- **Short exercise**
Write out all the lines again, precisely as they stand, but without the images.
-- BEGIN Data extract --
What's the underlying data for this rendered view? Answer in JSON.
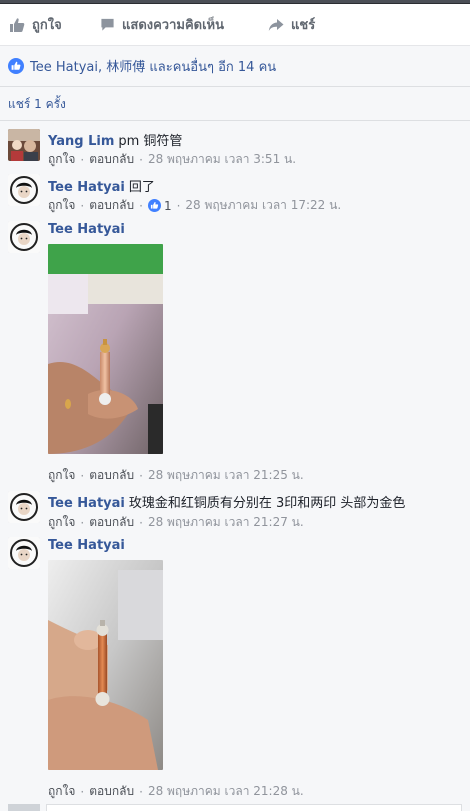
{
  "actions": {
    "like_label": "ถูกใจ",
    "comment_label": "แสดงความคิดเห็น",
    "share_label": "แชร์"
  },
  "likes_summary": "Tee Hatyai, 林师傅 และคนอื่นๆ อีก 14 คน",
  "shares_count": "แชร์ 1 ครั้ง",
  "comments": [
    {
      "author": "Yang Lim",
      "text": "pm 铜符管",
      "like": "ถูกใจ",
      "reply": "ตอบกลับ",
      "timestamp": "28 พฤษภาคม เวลา 3:51 น."
    },
    {
      "author": "Tee Hatyai",
      "text": "回了",
      "like": "ถูกใจ",
      "reply": "ตอบกลับ",
      "reactions": "1",
      "timestamp": "28 พฤษภาคม เวลา 17:22 น."
    },
    {
      "author": "Tee Hatyai",
      "text": "",
      "like": "ถูกใจ",
      "reply": "ตอบกลับ",
      "timestamp": "28 พฤษภาคม เวลา 21:25 น."
    },
    {
      "author": "Tee Hatyai",
      "text": "玫瑰金和红铜质有分别在 3印和两印 头部为金色",
      "like": "ถูกใจ",
      "reply": "ตอบกลับ",
      "timestamp": "28 พฤษภาคม เวลา 21:27 น."
    },
    {
      "author": "Tee Hatyai",
      "text": "",
      "like": "ถูกใจ",
      "reply": "ตอบกลับ",
      "timestamp": "28 พฤษภาคม เวลา 21:28 น."
    }
  ],
  "colors": {
    "link_blue": "#365899",
    "meta_gray": "#90949c",
    "like_blue": "#4080ff"
  },
  "icons": [
    "thumbs-up-icon",
    "comment-bubble-icon",
    "share-arrow-icon",
    "like-reaction-icon"
  ]
}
-- END Data extract --
- **Answer to the exercise**
What's the underlying data for this rendered view? Answer in JSON.
{
  "actions": {
    "like_label": "ถูกใจ",
    "comment_label": "แสดงความคิดเห็น",
    "share_label": "แชร์"
  },
  "likes_summary": "Tee Hatyai, 林师傅 และคนอื่นๆ อีก 14 คน",
  "shares_count": "แชร์ 1 ครั้ง",
  "comments": [
    {
      "author": "Yang Lim",
      "text": "pm 铜符管",
      "like": "ถูกใจ",
      "reply": "ตอบกลับ",
      "timestamp": "28 พฤษภาคม เวลา 3:51 น."
    },
    {
      "author": "Tee Hatyai",
      "text": "回了",
      "like": "ถูกใจ",
      "reply": "ตอบกลับ",
      "reactions": "1",
      "timestamp": "28 พฤษภาคม เวลา 17:22 น."
    },
    {
      "author": "Tee Hatyai",
      "text": "",
      "like": "ถูกใจ",
      "reply": "ตอบกลับ",
      "timestamp": "28 พฤษภาคม เวลา 21:25 น."
    },
    {
      "author": "Tee Hatyai",
      "text": "玫瑰金和红铜质有分别在 3印和两印 头部为金色",
      "like": "ถูกใจ",
      "reply": "ตอบกลับ",
      "timestamp": "28 พฤษภาคม เวลา 21:27 น."
    },
    {
      "author": "Tee Hatyai",
      "text": "",
      "like": "ถูกใจ",
      "reply": "ตอบกลับ",
      "timestamp": "28 พฤษภาคม เวลา 21:28 น."
    }
  ],
  "colors": {
    "link_blue": "#365899",
    "meta_gray": "#90949c",
    "like_blue": "#4080ff"
  },
  "icons": [
    "thumbs-up-icon",
    "comment-bubble-icon",
    "share-arrow-icon",
    "like-reaction-icon"
  ]
}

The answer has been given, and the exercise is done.